### PROBLEM TO WORK ON
Omit any picture, and return the remaining data exactly as written.

### EXTRACTED ENTRIES

###

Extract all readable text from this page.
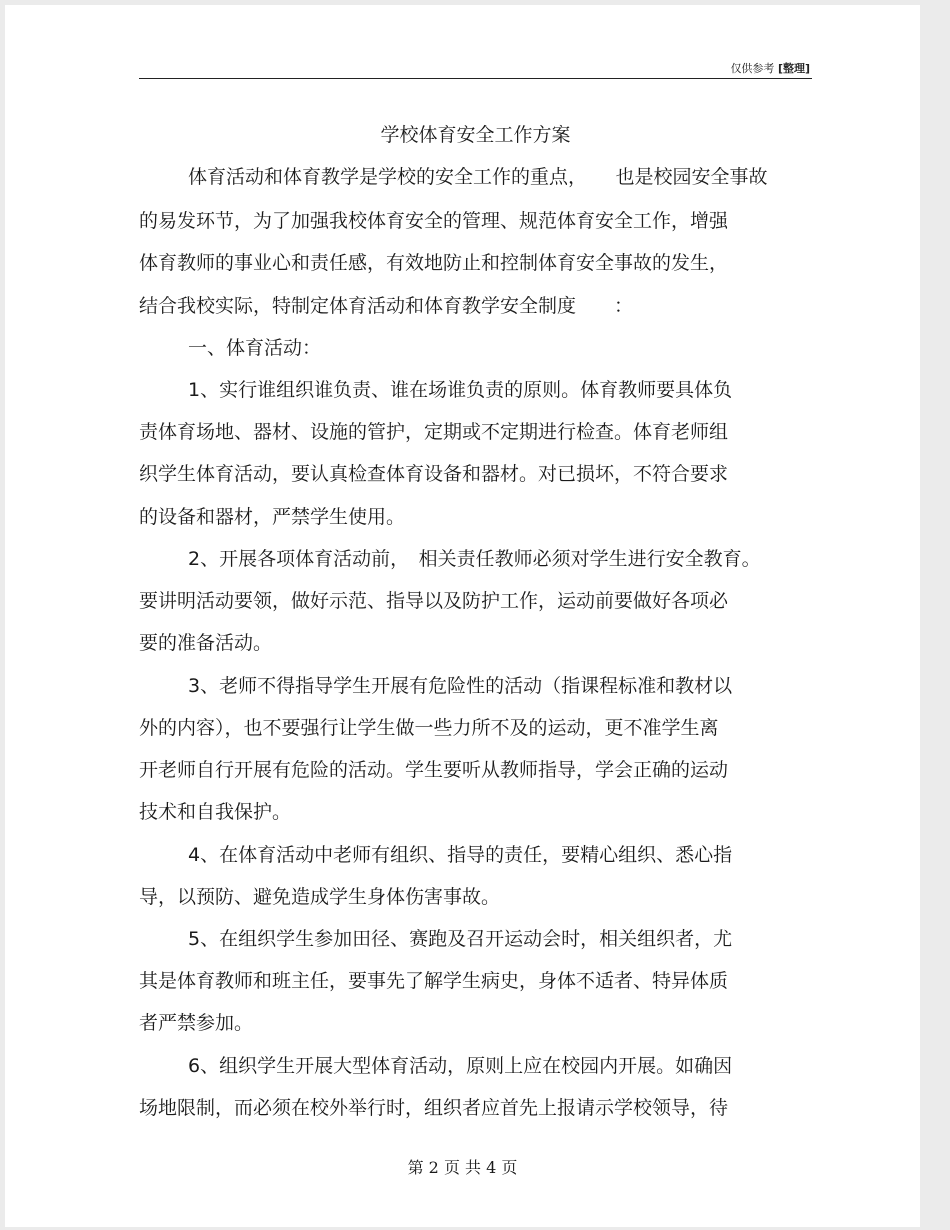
仅供参考 [整理]
学校体育安全工作方案
体育活动和体育教学是学校的安全工作的重点，　　也是校园安全事故
的易发环节，为了加强我校体育安全的管理、规范体育安全工作，增强
体育教师的事业心和责任感，有效地防止和控制体育安全事故的发生，
结合我校实际，特制定体育活动和体育教学安全制度　　：
一、体育活动：
1、实行谁组织谁负责、谁在场谁负责的原则。体育教师要具体负
责体育场地、器材、设施的管护，定期或不定期进行检查。体育老师组
织学生体育活动，要认真检查体育设备和器材。对已损坏，不符合要求
的设备和器材，严禁学生使用。
2、开展各项体育活动前，　相关责任教师必须对学生进行安全教育。
要讲明活动要领，做好示范、指导以及防护工作，运动前要做好各项必
要的准备活动。
3、老师不得指导学生开展有危险性的活动（指课程标准和教材以
外的内容），也不要强行让学生做一些力所不及的运动，更不准学生离
开老师自行开展有危险的活动。学生要听从教师指导，学会正确的运动
技术和自我保护。
4、在体育活动中老师有组织、指导的责任，要精心组织、悉心指
导，以预防、避免造成学生身体伤害事故。
5、在组织学生参加田径、赛跑及召开运动会时，相关组织者，尤
其是体育教师和班主任，要事先了解学生病史，身体不适者、特异体质
者严禁参加。
6、组织学生开展大型体育活动，原则上应在校园内开展。如确因
场地限制，而必须在校外举行时，组织者应首先上报请示学校领导，待
第 2 页 共 4 页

###

### THE RESULT
Extract all readable text from this page.
仅供参考 [整理]
学校体育安全工作方案
体育活动和体育教学是学校的安全工作的重点，　　也是校园安全事故
的易发环节，为了加强我校体育安全的管理、规范体育安全工作，增强
体育教师的事业心和责任感，有效地防止和控制体育安全事故的发生，
结合我校实际，特制定体育活动和体育教学安全制度　　：
一、体育活动：
1、实行谁组织谁负责、谁在场谁负责的原则。体育教师要具体负
责体育场地、器材、设施的管护，定期或不定期进行检查。体育老师组
织学生体育活动，要认真检查体育设备和器材。对已损坏，不符合要求
的设备和器材，严禁学生使用。
2、开展各项体育活动前，　相关责任教师必须对学生进行安全教育。
要讲明活动要领，做好示范、指导以及防护工作，运动前要做好各项必
要的准备活动。
3、老师不得指导学生开展有危险性的活动（指课程标准和教材以
外的内容），也不要强行让学生做一些力所不及的运动，更不准学生离
开老师自行开展有危险的活动。学生要听从教师指导，学会正确的运动
技术和自我保护。
4、在体育活动中老师有组织、指导的责任，要精心组织、悉心指
导，以预防、避免造成学生身体伤害事故。
5、在组织学生参加田径、赛跑及召开运动会时，相关组织者，尤
其是体育教师和班主任，要事先了解学生病史，身体不适者、特异体质
者严禁参加。
6、组织学生开展大型体育活动，原则上应在校园内开展。如确因
场地限制，而必须在校外举行时，组织者应首先上报请示学校领导，待
第 2 页 共 4 页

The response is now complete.